Saved entries
## Begin

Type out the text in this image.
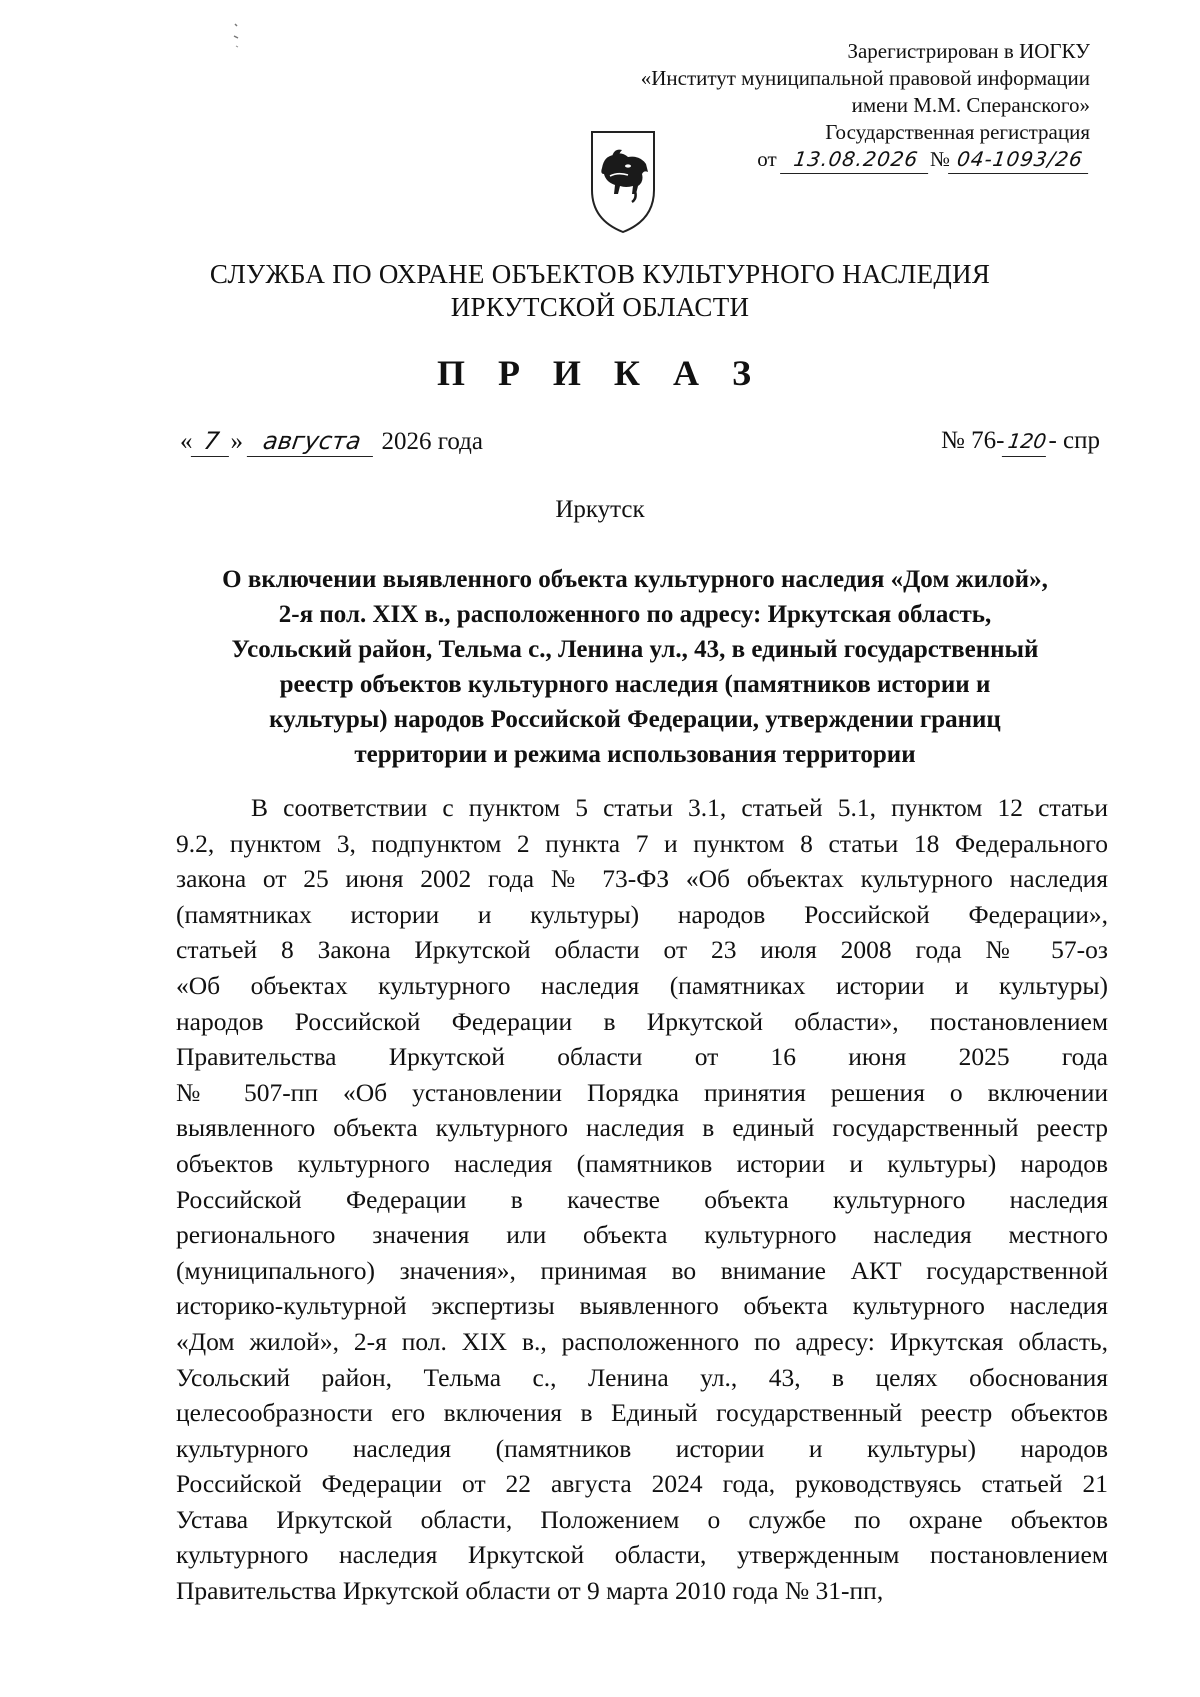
Зарегистрирован в ИОГКУ
«Институт муниципальной правовой информации
имени М.М. Сперанского»
Государственная регистрация
от 13.08.2026 № 04-1093/26
СЛУЖБА ПО ОХРАНЕ ОБЪЕКТОВ КУЛЬТУРНОГО НАСЛЕДИЯ
ИРКУТСКОЙ ОБЛАСТИ
П Р И К А З
« 7 » августа 2026 года	№ 76- 120- спр
Иркутск
О включении выявленного объекта культурного наследия «Дом жилой»,
2-я пол. XIX в., расположенного по адресу: Иркутская область,
Усольский район, Тельма с., Ленина ул., 43, в единый государственный
реестр объектов культурного наследия (памятников истории и
культуры) народов Российской Федерации, утверждении границ
территории и режима использования территории
В соответствии с пунктом 5 статьи 3.1, статьей 5.1, пунктом 12 статьи
9.2, пунктом 3, подпунктом 2 пункта 7 и пунктом 8 статьи 18 Федерального
закона от 25 июня 2002 года № 73-ФЗ «Об объектах культурного наследия
(памятниках истории и культуры) народов Российской Федерации»,
статьей 8 Закона Иркутской области от 23 июля 2008 года № 57-оз
«Об объектах культурного наследия (памятниках истории и культуры)
народов Российской Федерации в Иркутской области», постановлением
Правительства Иркутской области от 16 июня 2025 года
№ 507-пп «Об установлении Порядка принятия решения о включении
выявленного объекта культурного наследия в единый государственный реестр
объектов культурного наследия (памятников истории и культуры) народов
Российской Федерации в качестве объекта культурного наследия
регионального значения или объекта культурного наследия местного
(муниципального) значения», принимая во внимание АКТ государственной
историко-культурной экспертизы выявленного объекта культурного наследия
«Дом жилой», 2-я пол. XIX в., расположенного по адресу: Иркутская область,
Усольский район, Тельма с., Ленина ул., 43, в целях обоснования
целесообразности его включения в Единый государственный реестр объектов
культурного наследия (памятников истории и культуры) народов
Российской Федерации от 22 августа 2024 года, руководствуясь статьей 21
Устава Иркутской области, Положением о службе по охране объектов
культурного наследия Иркутской области, утвержденным постановлением
Правительства Иркутской области от 9 марта 2010 года № 31-пп,
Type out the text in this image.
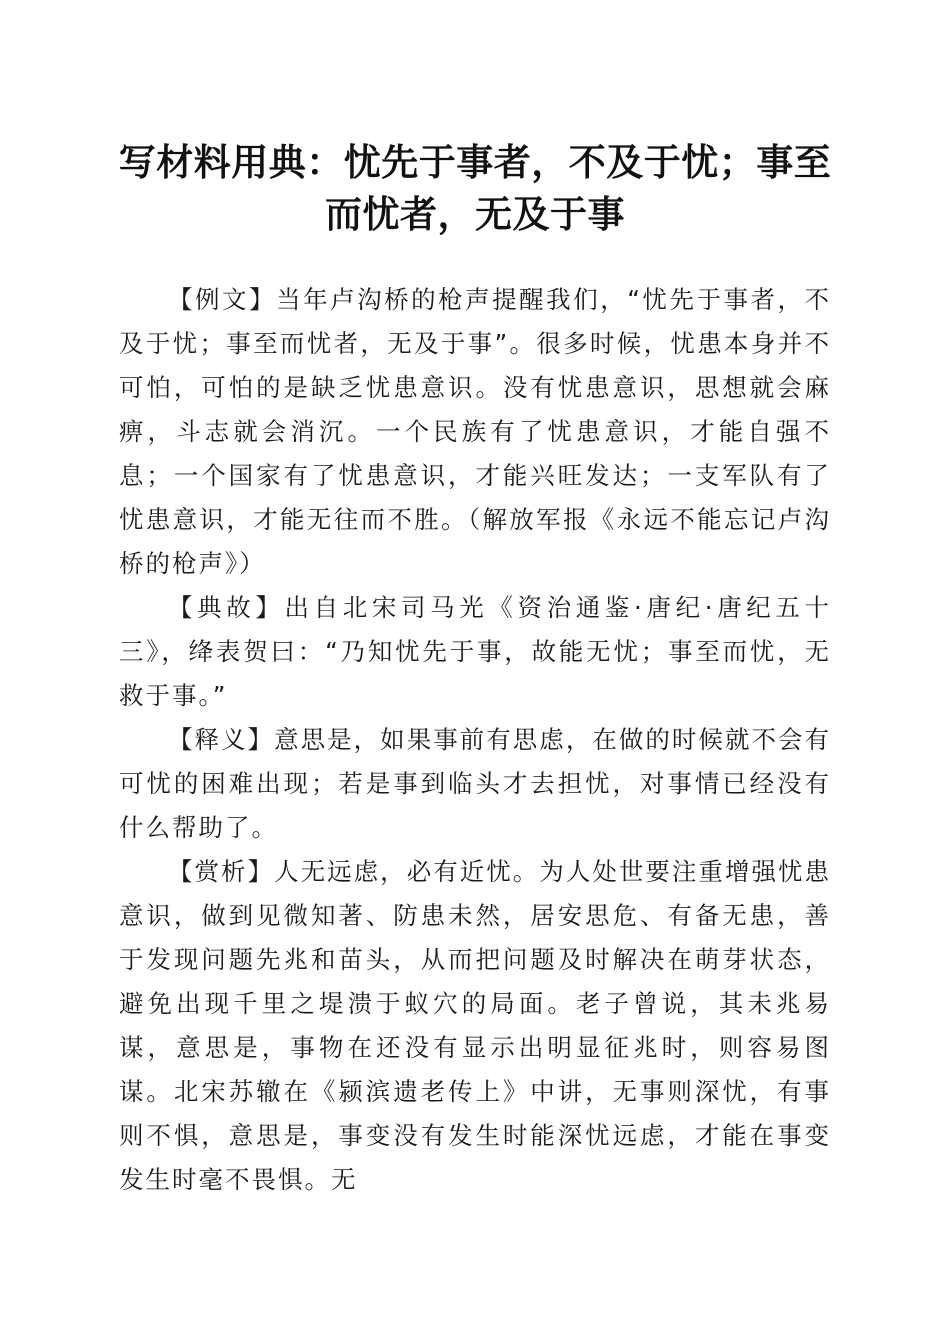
写材料用典：忧先于事者，不及于忧；事至而忧者，无及于事

【例文】当年卢沟桥的枪声提醒我们，“忧先于事者，不及于忧；事至而忧者，无及于事”。很多时候，忧患本身并不可怕，可怕的是缺乏忧患意识。没有忧患意识，思想就会麻痹，斗志就会消沉。一个民族有了忧患意识，才能自强不息；一个国家有了忧患意识，才能兴旺发达；一支军队有了忧患意识，才能无往而不胜。（解放军报《永远不能忘记卢沟桥的枪声》）

【典故】出自北宋司马光《资治通鉴·唐纪·唐纪五十三》，绛表贺曰：“乃知忧先于事，故能无忧；事至而忧，无救于事。”

【释义】意思是，如果事前有思虑，在做的时候就不会有可忧的困难出现；若是事到临头才去担忧，对事情已经没有什么帮助了。

【赏析】人无远虑，必有近忧。为人处世要注重增强忧患意识，做到见微知著、防患未然，居安思危、有备无患，善于发现问题先兆和苗头，从而把问题及时解决在萌芽状态，避免出现千里之堤溃于蚁穴的局面。老子曾说，其未兆易谋，意思是，事物在还没有显示出明显征兆时，则容易图谋。北宋苏辙在《颍滨遗老传上》中讲，无事则深忧，有事则不惧，意思是，事变没有发生时能深忧远虑，才能在事变发生时毫不畏惧。无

## End

PROBLEM REQUIREMENTS
Extract all lines that hold the word "постановлением".

RESULT
народов Российской Федерации в Иркутской области», постановлением
культурного наследия Иркутской области, утвержденным постановлением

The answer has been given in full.